*Problem to solve*: Tally the lines in the records underneath that contain the string "JSON", and state the figure by itself.

*Excerpted data*:
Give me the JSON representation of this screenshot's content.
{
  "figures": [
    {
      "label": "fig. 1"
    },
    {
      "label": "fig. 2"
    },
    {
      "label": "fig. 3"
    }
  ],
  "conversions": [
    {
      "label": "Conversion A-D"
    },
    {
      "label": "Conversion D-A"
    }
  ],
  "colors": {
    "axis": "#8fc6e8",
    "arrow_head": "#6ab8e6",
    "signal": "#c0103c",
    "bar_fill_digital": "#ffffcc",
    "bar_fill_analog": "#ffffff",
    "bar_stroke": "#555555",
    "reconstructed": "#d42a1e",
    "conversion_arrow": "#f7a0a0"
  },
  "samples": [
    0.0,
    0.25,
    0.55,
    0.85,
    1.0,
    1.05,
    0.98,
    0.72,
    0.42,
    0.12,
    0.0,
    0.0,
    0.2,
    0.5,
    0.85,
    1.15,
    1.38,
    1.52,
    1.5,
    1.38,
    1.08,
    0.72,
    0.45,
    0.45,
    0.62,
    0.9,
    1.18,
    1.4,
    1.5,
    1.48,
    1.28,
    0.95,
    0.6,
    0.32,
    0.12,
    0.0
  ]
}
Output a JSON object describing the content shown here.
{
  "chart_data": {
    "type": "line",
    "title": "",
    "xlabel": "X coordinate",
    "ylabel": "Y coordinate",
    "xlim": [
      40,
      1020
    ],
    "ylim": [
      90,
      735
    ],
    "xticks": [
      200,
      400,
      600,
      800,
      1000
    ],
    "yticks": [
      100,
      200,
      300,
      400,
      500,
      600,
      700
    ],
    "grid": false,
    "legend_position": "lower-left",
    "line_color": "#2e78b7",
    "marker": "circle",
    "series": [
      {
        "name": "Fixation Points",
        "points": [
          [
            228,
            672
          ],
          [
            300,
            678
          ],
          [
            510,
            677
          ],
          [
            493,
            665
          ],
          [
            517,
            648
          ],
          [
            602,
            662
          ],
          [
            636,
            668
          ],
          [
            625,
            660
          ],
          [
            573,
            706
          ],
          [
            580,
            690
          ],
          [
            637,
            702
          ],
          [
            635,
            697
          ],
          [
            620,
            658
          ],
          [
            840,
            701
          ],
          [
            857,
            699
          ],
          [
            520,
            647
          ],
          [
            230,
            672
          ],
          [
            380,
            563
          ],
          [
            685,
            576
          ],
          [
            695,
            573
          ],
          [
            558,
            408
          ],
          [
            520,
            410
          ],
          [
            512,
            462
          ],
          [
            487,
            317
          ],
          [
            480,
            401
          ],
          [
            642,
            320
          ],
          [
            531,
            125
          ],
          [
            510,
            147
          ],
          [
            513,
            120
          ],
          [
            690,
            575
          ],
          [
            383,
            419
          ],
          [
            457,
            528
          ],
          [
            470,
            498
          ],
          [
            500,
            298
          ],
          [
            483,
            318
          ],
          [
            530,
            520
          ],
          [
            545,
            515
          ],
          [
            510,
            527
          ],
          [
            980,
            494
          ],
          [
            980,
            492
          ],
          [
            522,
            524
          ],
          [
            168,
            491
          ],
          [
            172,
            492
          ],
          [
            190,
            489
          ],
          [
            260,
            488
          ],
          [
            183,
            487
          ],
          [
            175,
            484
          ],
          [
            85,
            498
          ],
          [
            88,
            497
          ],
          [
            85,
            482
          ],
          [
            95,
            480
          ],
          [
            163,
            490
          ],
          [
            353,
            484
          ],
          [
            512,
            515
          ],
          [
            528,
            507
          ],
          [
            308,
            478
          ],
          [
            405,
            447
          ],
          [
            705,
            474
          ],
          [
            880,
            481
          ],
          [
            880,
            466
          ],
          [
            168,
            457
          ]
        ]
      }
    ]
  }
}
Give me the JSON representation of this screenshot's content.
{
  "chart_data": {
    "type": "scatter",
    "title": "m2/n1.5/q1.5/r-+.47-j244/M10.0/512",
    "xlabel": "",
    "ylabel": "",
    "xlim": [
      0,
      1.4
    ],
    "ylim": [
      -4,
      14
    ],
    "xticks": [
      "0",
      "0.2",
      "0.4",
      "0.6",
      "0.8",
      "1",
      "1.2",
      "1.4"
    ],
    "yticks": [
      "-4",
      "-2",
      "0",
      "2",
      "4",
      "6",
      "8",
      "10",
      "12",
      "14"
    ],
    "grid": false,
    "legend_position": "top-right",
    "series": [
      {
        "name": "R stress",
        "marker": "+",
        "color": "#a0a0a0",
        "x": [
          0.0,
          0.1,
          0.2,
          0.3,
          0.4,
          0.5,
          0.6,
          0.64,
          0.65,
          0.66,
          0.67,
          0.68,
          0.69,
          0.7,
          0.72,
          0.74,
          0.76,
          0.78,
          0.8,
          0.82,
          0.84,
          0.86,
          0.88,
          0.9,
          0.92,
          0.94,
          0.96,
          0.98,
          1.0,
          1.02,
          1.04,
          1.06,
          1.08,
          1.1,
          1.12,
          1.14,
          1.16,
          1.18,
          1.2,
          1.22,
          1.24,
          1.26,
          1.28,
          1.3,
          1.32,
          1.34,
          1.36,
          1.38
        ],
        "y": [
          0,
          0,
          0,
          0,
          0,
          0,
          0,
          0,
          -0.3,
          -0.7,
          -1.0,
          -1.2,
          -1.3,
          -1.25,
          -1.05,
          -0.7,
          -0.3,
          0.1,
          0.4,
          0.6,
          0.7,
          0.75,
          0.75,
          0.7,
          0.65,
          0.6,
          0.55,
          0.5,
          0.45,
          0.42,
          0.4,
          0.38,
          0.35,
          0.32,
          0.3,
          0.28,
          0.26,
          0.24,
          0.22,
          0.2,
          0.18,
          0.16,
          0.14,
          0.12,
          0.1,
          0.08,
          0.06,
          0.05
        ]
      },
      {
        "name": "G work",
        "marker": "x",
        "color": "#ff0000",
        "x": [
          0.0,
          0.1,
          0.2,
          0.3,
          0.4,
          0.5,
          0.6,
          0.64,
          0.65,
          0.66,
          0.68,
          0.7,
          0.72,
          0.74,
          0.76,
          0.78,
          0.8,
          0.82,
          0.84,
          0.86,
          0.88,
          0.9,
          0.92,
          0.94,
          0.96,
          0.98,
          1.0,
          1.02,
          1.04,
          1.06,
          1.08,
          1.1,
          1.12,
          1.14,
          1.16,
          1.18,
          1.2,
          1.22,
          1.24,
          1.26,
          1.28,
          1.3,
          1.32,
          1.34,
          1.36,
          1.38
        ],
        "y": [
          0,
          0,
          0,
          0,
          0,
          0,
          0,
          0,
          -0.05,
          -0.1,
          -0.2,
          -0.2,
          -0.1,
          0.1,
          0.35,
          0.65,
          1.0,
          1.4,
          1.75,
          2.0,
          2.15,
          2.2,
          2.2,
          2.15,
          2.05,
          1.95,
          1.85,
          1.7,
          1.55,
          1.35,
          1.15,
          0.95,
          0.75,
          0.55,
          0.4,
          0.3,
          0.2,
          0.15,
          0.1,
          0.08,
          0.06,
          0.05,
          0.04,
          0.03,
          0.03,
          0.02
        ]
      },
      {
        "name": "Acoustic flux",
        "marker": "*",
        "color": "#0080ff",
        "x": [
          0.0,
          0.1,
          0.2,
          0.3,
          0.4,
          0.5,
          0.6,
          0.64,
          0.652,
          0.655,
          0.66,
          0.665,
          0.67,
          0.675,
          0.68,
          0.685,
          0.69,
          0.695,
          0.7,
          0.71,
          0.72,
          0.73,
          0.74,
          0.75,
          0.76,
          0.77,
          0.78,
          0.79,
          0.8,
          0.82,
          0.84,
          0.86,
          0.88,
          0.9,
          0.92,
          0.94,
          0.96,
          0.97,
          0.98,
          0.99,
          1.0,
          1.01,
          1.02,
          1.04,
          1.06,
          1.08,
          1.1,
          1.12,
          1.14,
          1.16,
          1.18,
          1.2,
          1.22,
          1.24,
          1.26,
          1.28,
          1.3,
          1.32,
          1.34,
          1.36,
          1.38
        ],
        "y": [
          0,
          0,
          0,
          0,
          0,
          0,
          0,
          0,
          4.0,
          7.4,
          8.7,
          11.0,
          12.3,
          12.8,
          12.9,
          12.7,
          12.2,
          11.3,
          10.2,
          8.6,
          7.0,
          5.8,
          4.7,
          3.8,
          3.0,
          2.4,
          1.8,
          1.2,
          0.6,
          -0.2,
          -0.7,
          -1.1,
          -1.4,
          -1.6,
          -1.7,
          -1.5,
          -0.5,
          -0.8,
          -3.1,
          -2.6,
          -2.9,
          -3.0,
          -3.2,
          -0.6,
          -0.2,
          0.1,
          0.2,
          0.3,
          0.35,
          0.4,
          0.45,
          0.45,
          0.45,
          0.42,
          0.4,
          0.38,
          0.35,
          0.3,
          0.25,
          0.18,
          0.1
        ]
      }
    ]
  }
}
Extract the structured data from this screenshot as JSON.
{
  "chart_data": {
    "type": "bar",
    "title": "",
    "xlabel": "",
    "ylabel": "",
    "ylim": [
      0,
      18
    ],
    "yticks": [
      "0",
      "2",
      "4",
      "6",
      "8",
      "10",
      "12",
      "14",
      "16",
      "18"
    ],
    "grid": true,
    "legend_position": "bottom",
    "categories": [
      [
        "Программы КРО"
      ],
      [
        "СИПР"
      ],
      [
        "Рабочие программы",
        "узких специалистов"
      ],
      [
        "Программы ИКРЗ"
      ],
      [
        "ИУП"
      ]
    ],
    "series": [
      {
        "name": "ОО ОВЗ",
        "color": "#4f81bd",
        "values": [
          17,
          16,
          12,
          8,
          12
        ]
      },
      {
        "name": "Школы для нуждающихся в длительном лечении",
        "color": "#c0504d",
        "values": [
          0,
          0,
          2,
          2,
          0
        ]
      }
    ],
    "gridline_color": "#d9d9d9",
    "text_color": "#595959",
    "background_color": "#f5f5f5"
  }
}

*Finished task*: 4